(Dataset rows)

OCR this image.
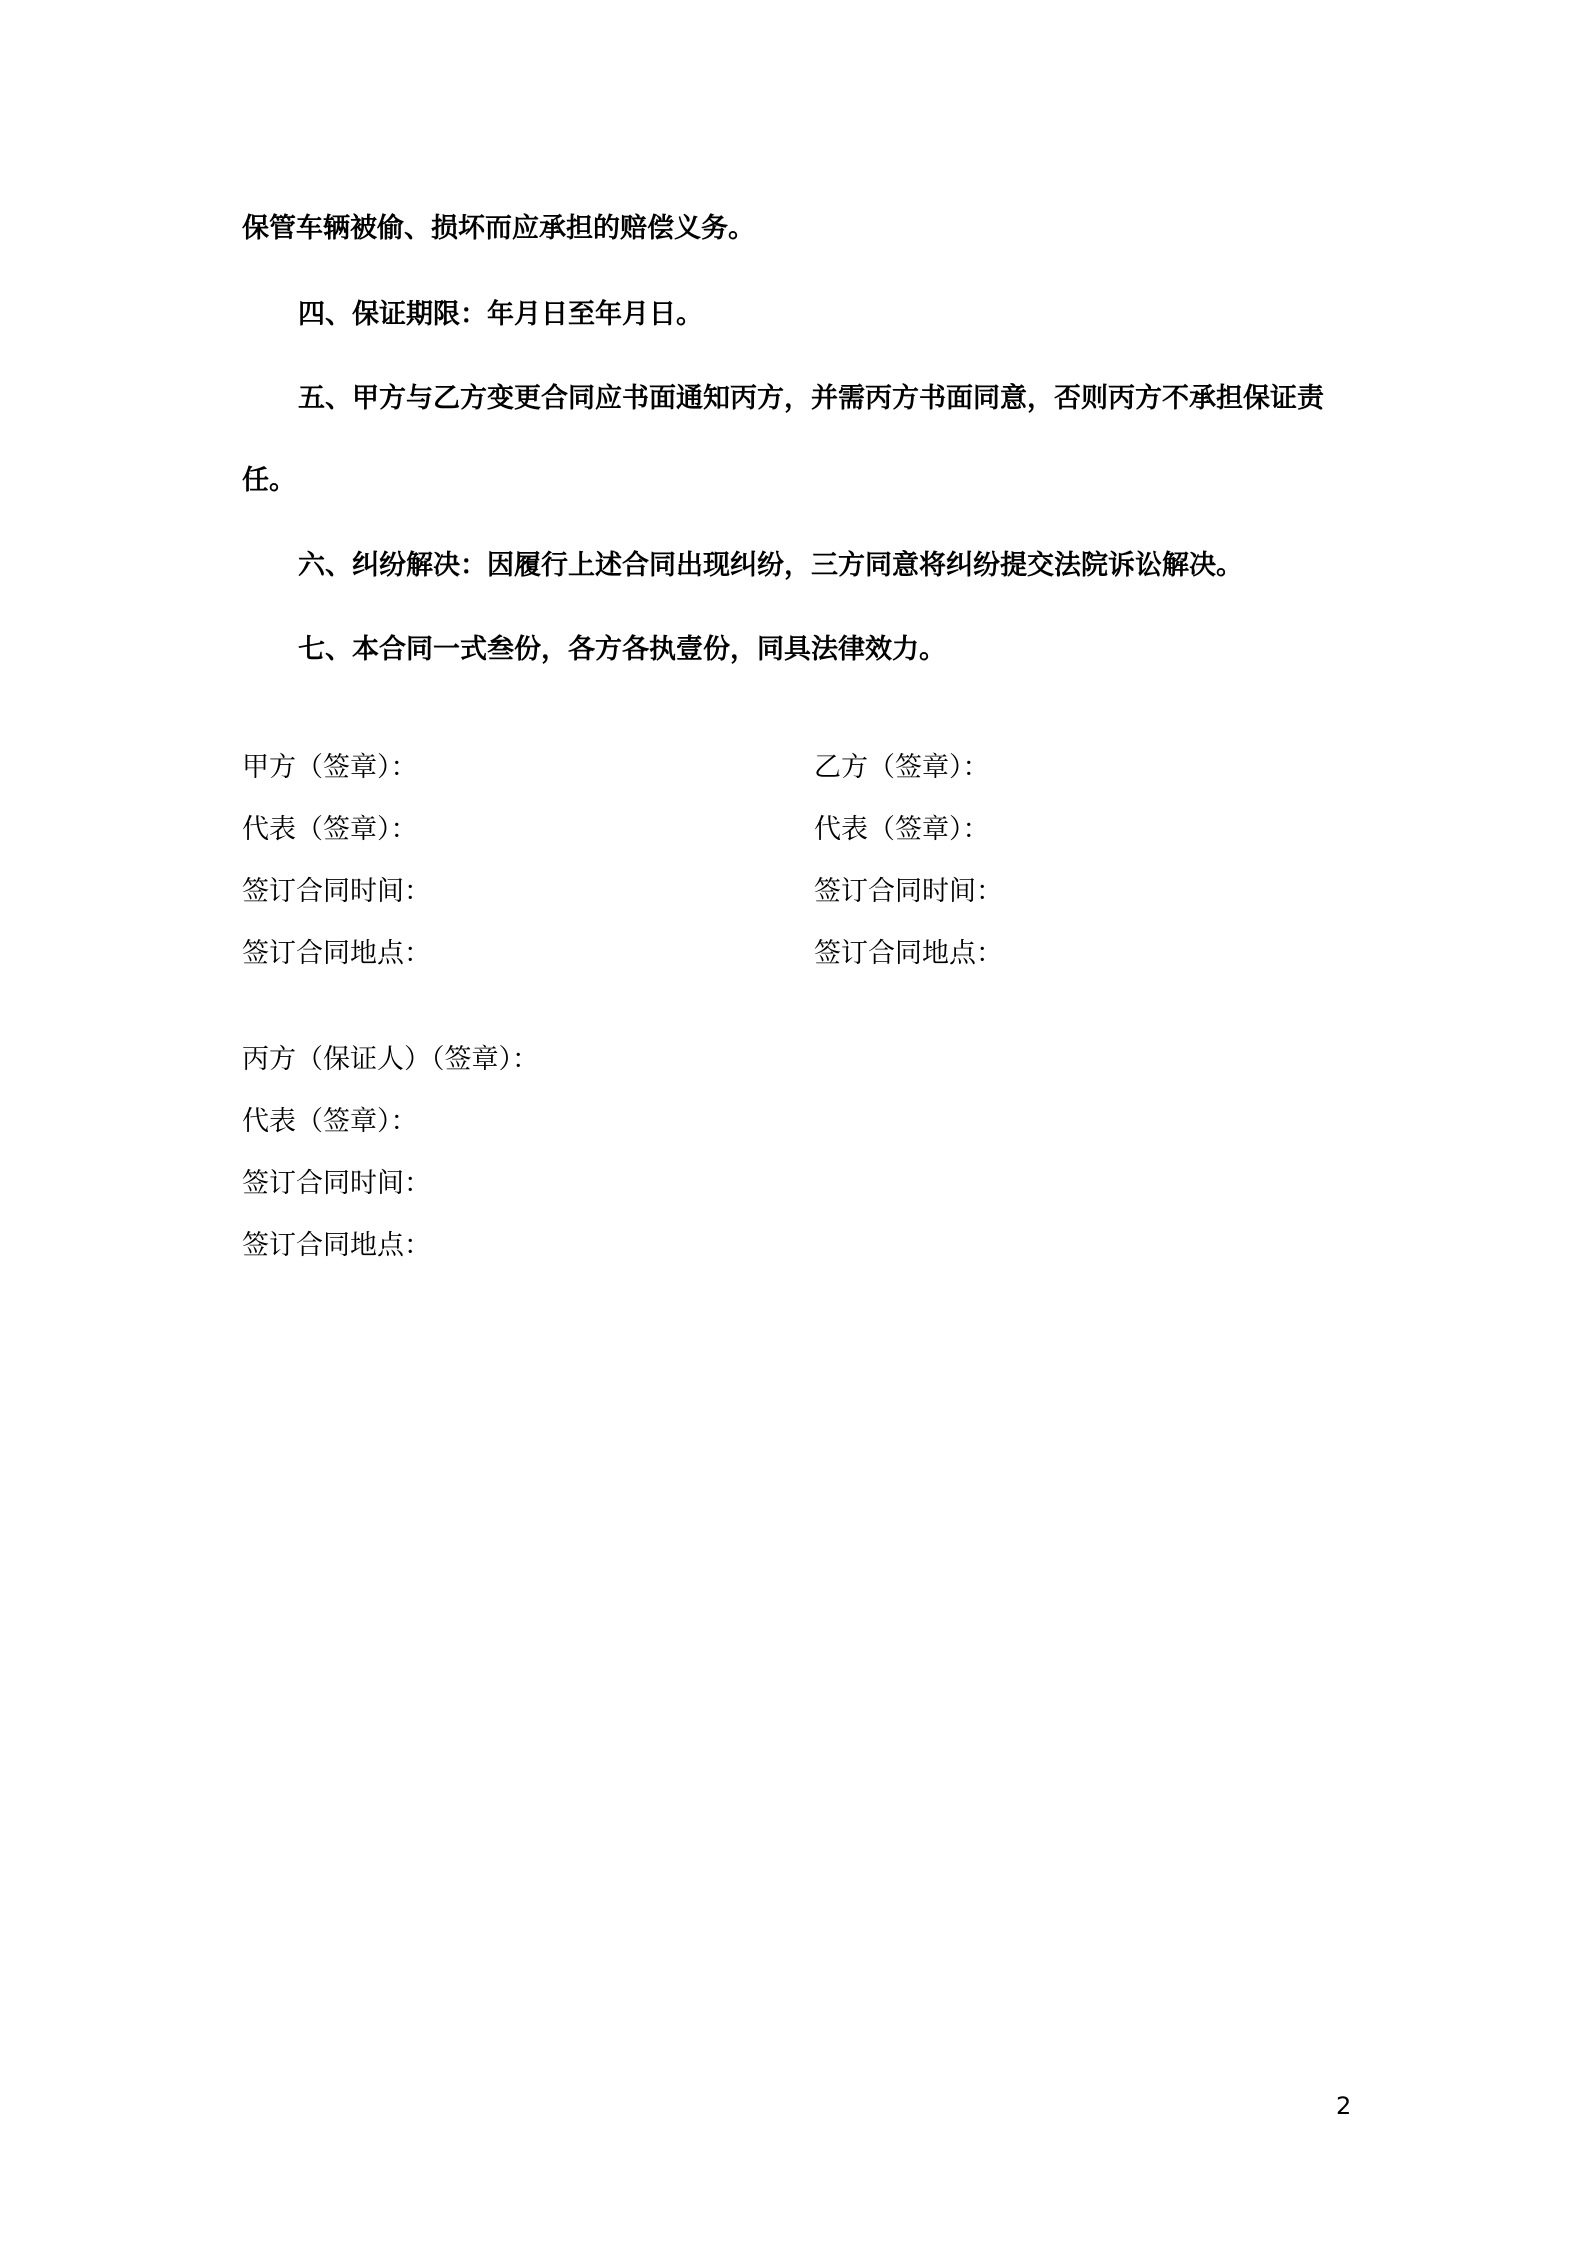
保管车辆被偷、损坏而应承担的赔偿义务。

四、保证期限：年月日至年月日。

五、甲方与乙方变更合同应书面通知丙方，并需丙方书面同意，否则丙方不承担保证责

任。

六、纠纷解决：因履行上述合同出现纠纷，三方同意将纠纷提交法院诉讼解决。

七、本合同一式叁份，各方各执壹份，同具法律效力。

甲方（签章）：

代表（签章）：

签订合同时间：

签订合同地点：

乙方（签章）：

代表（签章）：

签订合同时间：

签订合同地点：

丙方（保证人）（签章）：

代表（签章）：

签订合同时间：

签订合同地点：

2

▶ [WHAT THE TASK REQUIRES] Without including any picture, retype the entries exactly.

▶ [EXERCISE SOLUTION]
OCR this image.
保管车辆被偷、损坏而应承担的赔偿义务。

四、保证期限：年月日至年月日。

五、甲方与乙方变更合同应书面通知丙方，并需丙方书面同意，否则丙方不承担保证责

任。

六、纠纷解决：因履行上述合同出现纠纷，三方同意将纠纷提交法院诉讼解决。

七、本合同一式叁份，各方各执壹份，同具法律效力。

甲方（签章）：

代表（签章）：

签订合同时间：

签订合同地点：

乙方（签章）：

代表（签章）：

签订合同时间：

签订合同地点：

丙方（保证人）（签章）：

代表（签章）：

签订合同时间：

签订合同地点：

2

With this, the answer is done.